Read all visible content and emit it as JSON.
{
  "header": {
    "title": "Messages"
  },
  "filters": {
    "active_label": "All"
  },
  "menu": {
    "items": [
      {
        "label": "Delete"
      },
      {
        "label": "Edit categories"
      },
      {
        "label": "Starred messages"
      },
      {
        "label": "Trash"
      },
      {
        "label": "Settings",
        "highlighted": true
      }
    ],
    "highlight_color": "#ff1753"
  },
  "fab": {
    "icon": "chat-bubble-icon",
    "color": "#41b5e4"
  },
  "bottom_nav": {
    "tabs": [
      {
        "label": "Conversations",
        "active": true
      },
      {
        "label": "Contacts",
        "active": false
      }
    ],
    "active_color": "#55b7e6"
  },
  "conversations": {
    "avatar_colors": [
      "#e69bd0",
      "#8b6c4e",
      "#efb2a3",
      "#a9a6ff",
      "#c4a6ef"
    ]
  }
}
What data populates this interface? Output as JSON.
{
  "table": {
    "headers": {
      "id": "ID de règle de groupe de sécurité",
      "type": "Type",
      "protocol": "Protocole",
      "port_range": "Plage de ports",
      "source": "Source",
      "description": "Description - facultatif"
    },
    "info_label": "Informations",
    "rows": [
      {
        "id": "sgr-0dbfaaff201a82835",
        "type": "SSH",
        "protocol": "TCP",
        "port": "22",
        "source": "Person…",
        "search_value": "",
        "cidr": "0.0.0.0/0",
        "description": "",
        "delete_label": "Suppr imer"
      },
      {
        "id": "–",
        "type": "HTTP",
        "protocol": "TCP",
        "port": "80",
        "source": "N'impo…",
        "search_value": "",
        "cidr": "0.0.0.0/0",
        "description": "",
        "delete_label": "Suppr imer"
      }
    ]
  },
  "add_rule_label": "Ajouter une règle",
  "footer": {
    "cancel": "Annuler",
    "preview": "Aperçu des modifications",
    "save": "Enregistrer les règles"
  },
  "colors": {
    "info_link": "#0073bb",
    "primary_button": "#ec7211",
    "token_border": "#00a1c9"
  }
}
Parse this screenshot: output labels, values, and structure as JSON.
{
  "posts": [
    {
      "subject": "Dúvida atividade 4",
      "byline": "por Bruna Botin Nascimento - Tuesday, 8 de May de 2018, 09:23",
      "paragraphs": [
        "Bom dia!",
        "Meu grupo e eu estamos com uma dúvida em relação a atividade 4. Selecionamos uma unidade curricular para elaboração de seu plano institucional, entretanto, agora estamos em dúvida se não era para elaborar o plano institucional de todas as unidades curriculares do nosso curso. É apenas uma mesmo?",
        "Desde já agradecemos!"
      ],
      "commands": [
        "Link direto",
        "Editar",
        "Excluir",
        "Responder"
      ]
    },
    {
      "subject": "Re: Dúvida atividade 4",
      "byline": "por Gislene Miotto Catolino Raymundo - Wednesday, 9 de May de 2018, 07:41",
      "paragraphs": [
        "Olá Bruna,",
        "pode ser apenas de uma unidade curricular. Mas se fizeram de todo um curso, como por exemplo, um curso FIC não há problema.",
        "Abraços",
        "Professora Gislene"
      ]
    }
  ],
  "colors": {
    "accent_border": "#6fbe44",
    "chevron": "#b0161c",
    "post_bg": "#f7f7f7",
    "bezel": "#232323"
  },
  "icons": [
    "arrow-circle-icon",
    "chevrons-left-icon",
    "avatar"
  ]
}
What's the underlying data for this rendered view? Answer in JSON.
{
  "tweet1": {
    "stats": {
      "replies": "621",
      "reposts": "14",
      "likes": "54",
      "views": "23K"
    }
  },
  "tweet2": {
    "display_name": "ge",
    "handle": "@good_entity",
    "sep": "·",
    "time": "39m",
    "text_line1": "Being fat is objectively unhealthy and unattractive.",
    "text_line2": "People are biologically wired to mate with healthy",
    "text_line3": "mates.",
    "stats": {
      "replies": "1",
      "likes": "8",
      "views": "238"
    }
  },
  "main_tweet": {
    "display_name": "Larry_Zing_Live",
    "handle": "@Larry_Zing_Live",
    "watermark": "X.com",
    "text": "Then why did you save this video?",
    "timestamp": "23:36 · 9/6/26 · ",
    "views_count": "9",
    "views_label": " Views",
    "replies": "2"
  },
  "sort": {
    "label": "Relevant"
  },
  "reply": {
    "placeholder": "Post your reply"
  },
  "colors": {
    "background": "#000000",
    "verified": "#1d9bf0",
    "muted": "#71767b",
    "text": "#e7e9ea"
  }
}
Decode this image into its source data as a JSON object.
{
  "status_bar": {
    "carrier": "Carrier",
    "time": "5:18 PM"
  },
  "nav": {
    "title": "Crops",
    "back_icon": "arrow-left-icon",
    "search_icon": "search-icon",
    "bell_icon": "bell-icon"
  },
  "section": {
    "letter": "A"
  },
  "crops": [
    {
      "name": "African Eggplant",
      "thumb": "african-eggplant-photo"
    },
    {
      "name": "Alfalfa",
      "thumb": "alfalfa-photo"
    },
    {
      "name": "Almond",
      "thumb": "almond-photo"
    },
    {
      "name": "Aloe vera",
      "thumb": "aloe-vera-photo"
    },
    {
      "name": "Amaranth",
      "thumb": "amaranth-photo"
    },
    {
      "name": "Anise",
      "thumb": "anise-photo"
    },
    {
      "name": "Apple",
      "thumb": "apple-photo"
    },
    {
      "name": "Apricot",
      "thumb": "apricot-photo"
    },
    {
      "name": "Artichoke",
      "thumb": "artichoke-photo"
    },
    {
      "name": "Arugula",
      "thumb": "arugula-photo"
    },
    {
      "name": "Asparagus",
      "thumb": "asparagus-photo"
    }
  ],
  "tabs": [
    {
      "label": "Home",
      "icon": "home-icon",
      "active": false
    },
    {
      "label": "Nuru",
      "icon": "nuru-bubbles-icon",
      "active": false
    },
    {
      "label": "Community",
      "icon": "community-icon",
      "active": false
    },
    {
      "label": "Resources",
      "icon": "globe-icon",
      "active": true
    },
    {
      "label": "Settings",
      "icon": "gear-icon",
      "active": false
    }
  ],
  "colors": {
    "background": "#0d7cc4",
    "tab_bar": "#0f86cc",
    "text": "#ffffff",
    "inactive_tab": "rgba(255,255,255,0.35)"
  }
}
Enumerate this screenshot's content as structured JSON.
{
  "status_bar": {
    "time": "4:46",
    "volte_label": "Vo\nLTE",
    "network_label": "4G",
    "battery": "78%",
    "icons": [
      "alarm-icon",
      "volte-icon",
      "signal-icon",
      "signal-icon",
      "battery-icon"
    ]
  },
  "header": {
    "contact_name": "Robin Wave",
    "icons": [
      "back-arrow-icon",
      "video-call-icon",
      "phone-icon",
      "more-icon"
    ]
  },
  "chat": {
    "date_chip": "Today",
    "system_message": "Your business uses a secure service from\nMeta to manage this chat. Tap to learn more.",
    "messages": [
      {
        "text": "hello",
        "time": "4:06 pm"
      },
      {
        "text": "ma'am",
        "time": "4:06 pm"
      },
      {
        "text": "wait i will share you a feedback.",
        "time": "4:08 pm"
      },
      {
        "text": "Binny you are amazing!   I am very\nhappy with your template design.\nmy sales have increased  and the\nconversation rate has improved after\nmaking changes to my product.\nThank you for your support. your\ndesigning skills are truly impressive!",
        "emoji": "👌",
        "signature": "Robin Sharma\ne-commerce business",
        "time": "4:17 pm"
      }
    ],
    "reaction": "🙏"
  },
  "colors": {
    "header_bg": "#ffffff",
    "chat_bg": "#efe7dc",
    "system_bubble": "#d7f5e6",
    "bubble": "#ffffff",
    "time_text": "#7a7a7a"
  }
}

**THE PROBLEM:** Reproduce the material above without altering a single character.

**ANSWER TO THE PROBLEM:**
Read all visible content and emit it as JSON.
{
  "header": {
    "title": "Messages"
  },
  "filters": {
    "active_label": "All"
  },
  "menu": {
    "items": [
      {
        "label": "Delete"
      },
      {
        "label": "Edit categories"
      },
      {
        "label": "Starred messages"
      },
      {
        "label": "Trash"
      },
      {
        "label": "Settings",
        "highlighted": true
      }
    ],
    "highlight_color": "#ff1753"
  },
  "fab": {
    "icon": "chat-bubble-icon",
    "color": "#41b5e4"
  },
  "bottom_nav": {
    "tabs": [
      {
        "label": "Conversations",
        "active": true
      },
      {
        "label": "Contacts",
        "active": false
      }
    ],
    "active_color": "#55b7e6"
  },
  "conversations": {
    "avatar_colors": [
      "#e69bd0",
      "#8b6c4e",
      "#efb2a3",
      "#a9a6ff",
      "#c4a6ef"
    ]
  }
}
What data populates this interface? Output as JSON.
{
  "table": {
    "headers": {
      "id": "ID de règle de groupe de sécurité",
      "type": "Type",
      "protocol": "Protocole",
      "port_range": "Plage de ports",
      "source": "Source",
      "description": "Description - facultatif"
    },
    "info_label": "Informations",
    "rows": [
      {
        "id": "sgr-0dbfaaff201a82835",
        "type": "SSH",
        "protocol": "TCP",
        "port": "22",
        "source": "Person…",
        "search_value": "",
        "cidr": "0.0.0.0/0",
        "description": "",
        "delete_label": "Suppr imer"
      },
      {
        "id": "–",
        "type": "HTTP",
        "protocol": "TCP",
        "port": "80",
        "source": "N'impo…",
        "search_value": "",
        "cidr": "0.0.0.0/0",
        "description": "",
        "delete_label": "Suppr imer"
      }
    ]
  },
  "add_rule_label": "Ajouter une règle",
  "footer": {
    "cancel": "Annuler",
    "preview": "Aperçu des modifications",
    "save": "Enregistrer les règles"
  },
  "colors": {
    "info_link": "#0073bb",
    "primary_button": "#ec7211",
    "token_border": "#00a1c9"
  }
}
Parse this screenshot: output labels, values, and structure as JSON.
{
  "posts": [
    {
      "subject": "Dúvida atividade 4",
      "byline": "por Bruna Botin Nascimento - Tuesday, 8 de May de 2018, 09:23",
      "paragraphs": [
        "Bom dia!",
        "Meu grupo e eu estamos com uma dúvida em relação a atividade 4. Selecionamos uma unidade curricular para elaboração de seu plano institucional, entretanto, agora estamos em dúvida se não era para elaborar o plano institucional de todas as unidades curriculares do nosso curso. É apenas uma mesmo?",
        "Desde já agradecemos!"
      ],
      "commands": [
        "Link direto",
        "Editar",
        "Excluir",
        "Responder"
      ]
    },
    {
      "subject": "Re: Dúvida atividade 4",
      "byline": "por Gislene Miotto Catolino Raymundo - Wednesday, 9 de May de 2018, 07:41",
      "paragraphs": [
        "Olá Bruna,",
        "pode ser apenas de uma unidade curricular. Mas se fizeram de todo um curso, como por exemplo, um curso FIC não há problema.",
        "Abraços",
        "Professora Gislene"
      ]
    }
  ],
  "colors": {
    "accent_border": "#6fbe44",
    "chevron": "#b0161c",
    "post_bg": "#f7f7f7",
    "bezel": "#232323"
  },
  "icons": [
    "arrow-circle-icon",
    "chevrons-left-icon",
    "avatar"
  ]
}
What's the underlying data for this rendered view? Answer in JSON.
{
  "tweet1": {
    "stats": {
      "replies": "621",
      "reposts": "14",
      "likes": "54",
      "views": "23K"
    }
  },
  "tweet2": {
    "display_name": "ge",
    "handle": "@good_entity",
    "sep": "·",
    "time": "39m",
    "text_line1": "Being fat is objectively unhealthy and unattractive.",
    "text_line2": "People are biologically wired to mate with healthy",
    "text_line3": "mates.",
    "stats": {
      "replies": "1",
      "likes": "8",
      "views": "238"
    }
  },
  "main_tweet": {
    "display_name": "Larry_Zing_Live",
    "handle": "@Larry_Zing_Live",
    "watermark": "X.com",
    "text": "Then why did you save this video?",
    "timestamp": "23:36 · 9/6/26 · ",
    "views_count": "9",
    "views_label": " Views",
    "replies": "2"
  },
  "sort": {
    "label": "Relevant"
  },
  "reply": {
    "placeholder": "Post your reply"
  },
  "colors": {
    "background": "#000000",
    "verified": "#1d9bf0",
    "muted": "#71767b",
    "text": "#e7e9ea"
  }
}
Decode this image into its source data as a JSON object.
{
  "status_bar": {
    "carrier": "Carrier",
    "time": "5:18 PM"
  },
  "nav": {
    "title": "Crops",
    "back_icon": "arrow-left-icon",
    "search_icon": "search-icon",
    "bell_icon": "bell-icon"
  },
  "section": {
    "letter": "A"
  },
  "crops": [
    {
      "name": "African Eggplant",
      "thumb": "african-eggplant-photo"
    },
    {
      "name": "Alfalfa",
      "thumb": "alfalfa-photo"
    },
    {
      "name": "Almond",
      "thumb": "almond-photo"
    },
    {
      "name": "Aloe vera",
      "thumb": "aloe-vera-photo"
    },
    {
      "name": "Amaranth",
      "thumb": "amaranth-photo"
    },
    {
      "name": "Anise",
      "thumb": "anise-photo"
    },
    {
      "name": "Apple",
      "thumb": "apple-photo"
    },
    {
      "name": "Apricot",
      "thumb": "apricot-photo"
    },
    {
      "name": "Artichoke",
      "thumb": "artichoke-photo"
    },
    {
      "name": "Arugula",
      "thumb": "arugula-photo"
    },
    {
      "name": "Asparagus",
      "thumb": "asparagus-photo"
    }
  ],
  "tabs": [
    {
      "label": "Home",
      "icon": "home-icon",
      "active": false
    },
    {
      "label": "Nuru",
      "icon": "nuru-bubbles-icon",
      "active": false
    },
    {
      "label": "Community",
      "icon": "community-icon",
      "active": false
    },
    {
      "label": "Resources",
      "icon": "globe-icon",
      "active": true
    },
    {
      "label": "Settings",
      "icon": "gear-icon",
      "active": false
    }
  ],
  "colors": {
    "background": "#0d7cc4",
    "tab_bar": "#0f86cc",
    "text": "#ffffff",
    "inactive_tab": "rgba(255,255,255,0.35)"
  }
}
Enumerate this screenshot's content as structured JSON.
{
  "status_bar": {
    "time": "4:46",
    "volte_label": "Vo\nLTE",
    "network_label": "4G",
    "battery": "78%",
    "icons": [
      "alarm-icon",
      "volte-icon",
      "signal-icon",
      "signal-icon",
      "battery-icon"
    ]
  },
  "header": {
    "contact_name": "Robin Wave",
    "icons": [
      "back-arrow-icon",
      "video-call-icon",
      "phone-icon",
      "more-icon"
    ]
  },
  "chat": {
    "date_chip": "Today",
    "system_message": "Your business uses a secure service from\nMeta to manage this chat. Tap to learn more.",
    "messages": [
      {
        "text": "hello",
        "time": "4:06 pm"
      },
      {
        "text": "ma'am",
        "time": "4:06 pm"
      },
      {
        "text": "wait i will share you a feedback.",
        "time": "4:08 pm"
      },
      {
        "text": "Binny you are amazing!   I am very\nhappy with your template design.\nmy sales have increased  and the\nconversation rate has improved after\nmaking changes to my product.\nThank you for your support. your\ndesigning skills are truly impressive!",
        "emoji": "👌",
        "signature": "Robin Sharma\ne-commerce business",
        "time": "4:17 pm"
      }
    ],
    "reaction": "🙏"
  },
  "colors": {
    "header_bg": "#ffffff",
    "chat_bg": "#efe7dc",
    "system_bubble": "#d7f5e6",
    "bubble": "#ffffff",
    "time_text": "#7a7a7a"
  }
}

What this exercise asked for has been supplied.